The tasks:
[1] Answer these from the article on data loading and transformation tools:
(a) What approach does the article say many people use now?
(b) What makes it cheaper to store more data?
(c) Which Cloud datawarehouses are named?
[2] List every specific storage or processing technology that the article on data loading and transformation tools names.
[3] Continue the article on data loading and transformation tools from its last sentence, in the same voice.

Source text:
In my quest to bring myself up to date with where the data & analytics engineering world is at nowadays, I’m going to build on my exploration of the storage and access technologies and look at the tools we use for loading and transforming data.
The approach that many people use now is one of EL-T. That is, get the [raw] data in, and then transform it. I wrote about this in more detail elsewhere including the difference between ETL and ELT, and the difference between ELT now and in the past. In this article I’m going to look more at the tools themselves. That said, it’s worth recapping why the shift has come about. From my perspective it’s driven by a few things.
-
One is the technology. It’s cheaper to store more data when storage is decoupled from compute (HDFS, S3, etc). It’s also possible to process bigger volumes of data, with the prevalence of distributed systems (such as Apache Spark) whether on-premises or the ubiquitous Cloud datawarehouses (BigQuery, Snowflake, et al).

Recorded information:

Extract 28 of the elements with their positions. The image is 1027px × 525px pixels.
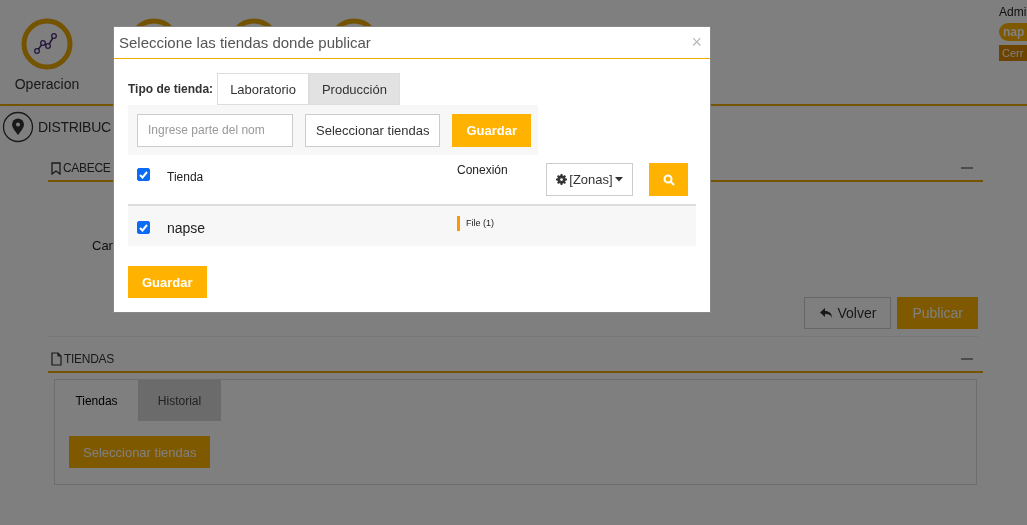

Solved tasks:
[1]
(a) EL-T: get the raw data in, then transform it.
(b) Storage being decoupled from compute.
(c) BigQuery and Snowflake.

[2] HDFS, S3, Apache Spark, BigQuery, Snowflake

[3]
The result of it being cheaper, and possible, to handle larger volumes of data means that we don’t have to over-optimise the front of the pipeline. In the past we had to transform the data before loading simply to keep it at a manageable size.
Working with the raw data has lots of benefits, since at the point of ingest you don’t know all of the possible uses for the data. If you rationalise that data down to just the set of fields and/or aggregate it up to fit just a specific use case then you lose the fidelity of the data that could be useful elsewhere. This is one of the premises and benefits of a data lake done well.
Of course, despite what the "data is the new oil" vendors told you back in the day, you can’t just chuck raw data in and assume that magic will happen on it, but that’s a rant for another day ;-)
-
The second shift—which is quite possibly related to the one above—that I see is the broadening of scope in teams and roles that are involved in handling data. If you only have a single central data team they can require and enforce tight control of the data and the processing. This has changed in recent years and now it’s much more likely you’ll have multiple teams working with data, perhaps one sourcing the raw data, and another (or several others) processing it. That processing isn’t just aggregating it for a weekly printout for the board meeting, but quite possibly for multiple different analytical uses across teams, as well as fun stuff like Reverse ETL and training ML models.
So what are the kind of tools we’re talking about here, and what are they like to use?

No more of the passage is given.